___ SUPPLIED DATA

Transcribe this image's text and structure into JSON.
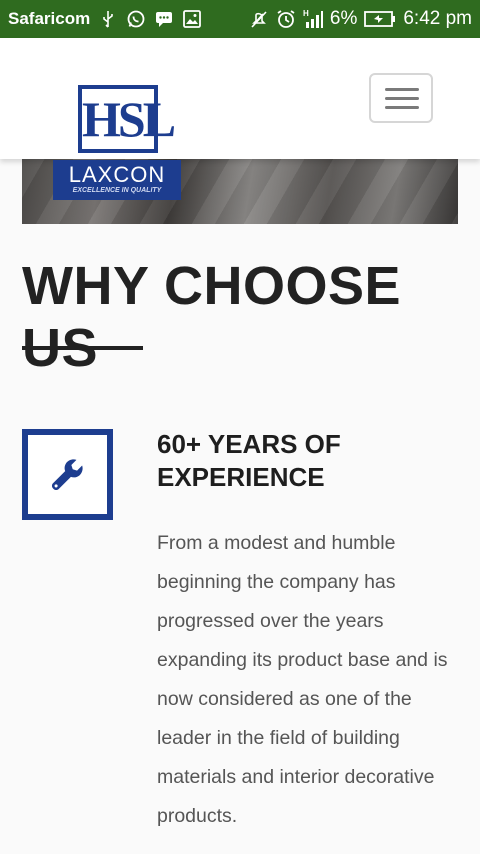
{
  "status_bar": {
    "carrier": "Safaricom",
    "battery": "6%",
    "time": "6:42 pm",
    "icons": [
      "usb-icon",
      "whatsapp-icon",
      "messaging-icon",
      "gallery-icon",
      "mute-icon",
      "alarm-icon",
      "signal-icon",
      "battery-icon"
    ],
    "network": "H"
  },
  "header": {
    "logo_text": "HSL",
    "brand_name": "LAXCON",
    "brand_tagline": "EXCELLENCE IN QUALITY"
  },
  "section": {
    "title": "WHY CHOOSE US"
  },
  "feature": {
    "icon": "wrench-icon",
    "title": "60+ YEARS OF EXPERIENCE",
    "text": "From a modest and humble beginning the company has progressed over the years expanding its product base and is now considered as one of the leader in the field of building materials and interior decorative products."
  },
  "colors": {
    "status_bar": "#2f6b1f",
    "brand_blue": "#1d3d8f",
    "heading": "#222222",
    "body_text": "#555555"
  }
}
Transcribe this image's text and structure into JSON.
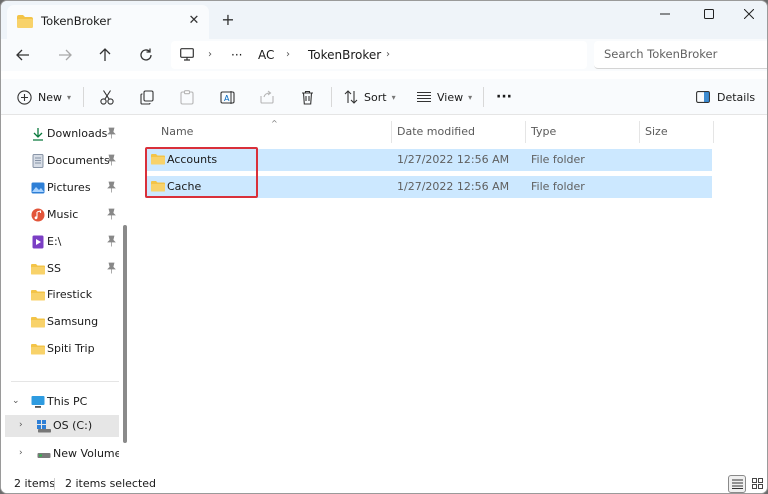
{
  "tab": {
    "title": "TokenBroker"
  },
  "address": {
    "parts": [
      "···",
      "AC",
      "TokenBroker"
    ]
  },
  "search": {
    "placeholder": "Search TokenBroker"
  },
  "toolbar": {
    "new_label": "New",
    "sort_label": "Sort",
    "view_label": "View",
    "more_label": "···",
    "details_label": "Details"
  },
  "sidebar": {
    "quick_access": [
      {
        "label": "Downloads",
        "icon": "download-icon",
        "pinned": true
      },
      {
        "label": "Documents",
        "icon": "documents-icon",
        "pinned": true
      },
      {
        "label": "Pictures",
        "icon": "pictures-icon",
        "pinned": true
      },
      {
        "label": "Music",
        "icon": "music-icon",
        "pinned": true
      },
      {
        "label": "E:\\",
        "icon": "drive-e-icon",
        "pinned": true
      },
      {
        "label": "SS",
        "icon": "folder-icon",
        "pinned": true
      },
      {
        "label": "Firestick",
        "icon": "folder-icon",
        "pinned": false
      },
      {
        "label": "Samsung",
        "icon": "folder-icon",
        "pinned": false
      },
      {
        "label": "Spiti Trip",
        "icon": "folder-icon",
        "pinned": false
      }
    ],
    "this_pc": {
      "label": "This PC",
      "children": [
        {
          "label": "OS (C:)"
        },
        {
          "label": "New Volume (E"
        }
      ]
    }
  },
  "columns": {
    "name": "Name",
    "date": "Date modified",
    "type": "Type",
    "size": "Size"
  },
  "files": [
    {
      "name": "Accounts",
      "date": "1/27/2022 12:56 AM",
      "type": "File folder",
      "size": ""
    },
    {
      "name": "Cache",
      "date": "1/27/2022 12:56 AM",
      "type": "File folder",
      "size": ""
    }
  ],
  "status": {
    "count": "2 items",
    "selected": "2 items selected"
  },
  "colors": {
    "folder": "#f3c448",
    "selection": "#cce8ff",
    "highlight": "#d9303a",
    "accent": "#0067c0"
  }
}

______
___ SUPPLIED DATA

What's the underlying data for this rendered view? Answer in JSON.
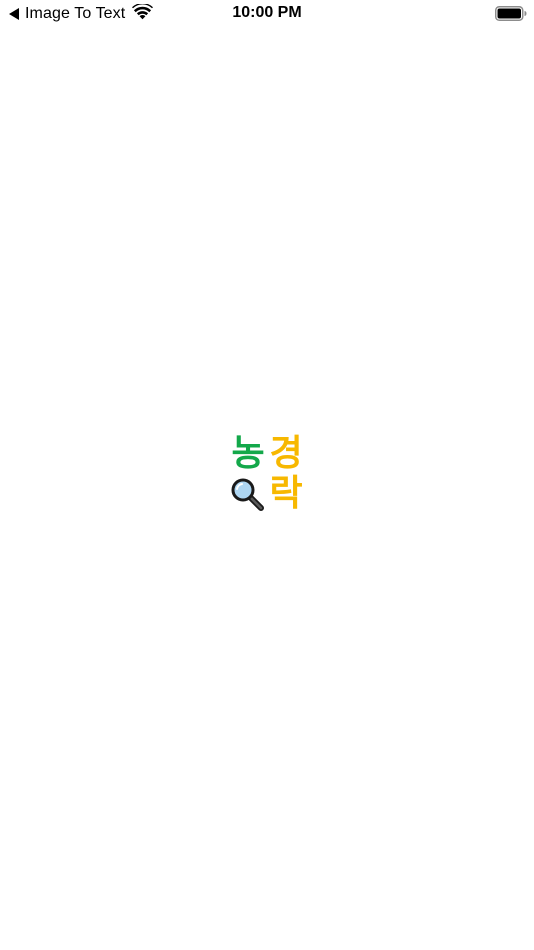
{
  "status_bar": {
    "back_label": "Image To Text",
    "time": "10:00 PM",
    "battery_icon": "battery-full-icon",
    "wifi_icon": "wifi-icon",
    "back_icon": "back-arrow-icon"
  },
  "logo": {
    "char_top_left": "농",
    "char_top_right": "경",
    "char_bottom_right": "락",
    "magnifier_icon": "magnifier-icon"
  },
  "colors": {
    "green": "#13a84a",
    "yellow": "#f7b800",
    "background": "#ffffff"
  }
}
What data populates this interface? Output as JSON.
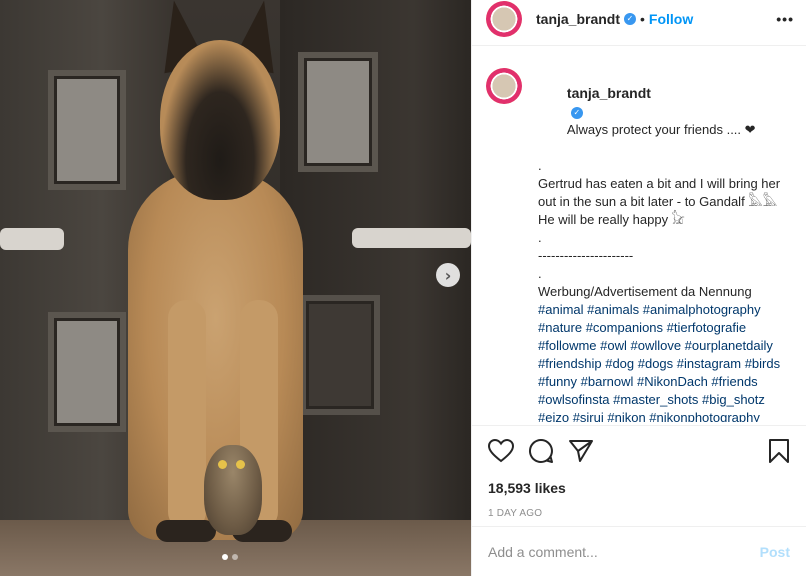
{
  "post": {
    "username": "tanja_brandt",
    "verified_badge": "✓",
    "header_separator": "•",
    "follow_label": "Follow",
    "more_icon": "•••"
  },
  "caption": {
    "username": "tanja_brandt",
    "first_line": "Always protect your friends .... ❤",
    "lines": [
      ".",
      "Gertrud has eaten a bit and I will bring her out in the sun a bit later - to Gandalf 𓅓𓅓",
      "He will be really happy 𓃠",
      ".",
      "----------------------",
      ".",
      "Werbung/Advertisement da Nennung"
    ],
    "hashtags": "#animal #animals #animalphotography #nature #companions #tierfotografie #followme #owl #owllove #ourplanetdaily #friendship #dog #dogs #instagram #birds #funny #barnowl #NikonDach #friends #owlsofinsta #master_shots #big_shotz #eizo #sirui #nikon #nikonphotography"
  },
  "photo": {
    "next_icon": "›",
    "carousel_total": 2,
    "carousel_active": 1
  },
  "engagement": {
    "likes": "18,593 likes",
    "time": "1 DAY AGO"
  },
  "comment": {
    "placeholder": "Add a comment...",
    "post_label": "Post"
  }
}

______

-- STATED PROBLEM --
Gather every line from the listing above in which the word "JSON" appears.

-- REPLY TO THE EXERCISE --
Transcribe this image's text and structure into JSON.
Transcribe this image's text and structure into JSON.
What's the underlying data for this rendered view? Answer in JSON.
What data populates this interface? Output as JSON.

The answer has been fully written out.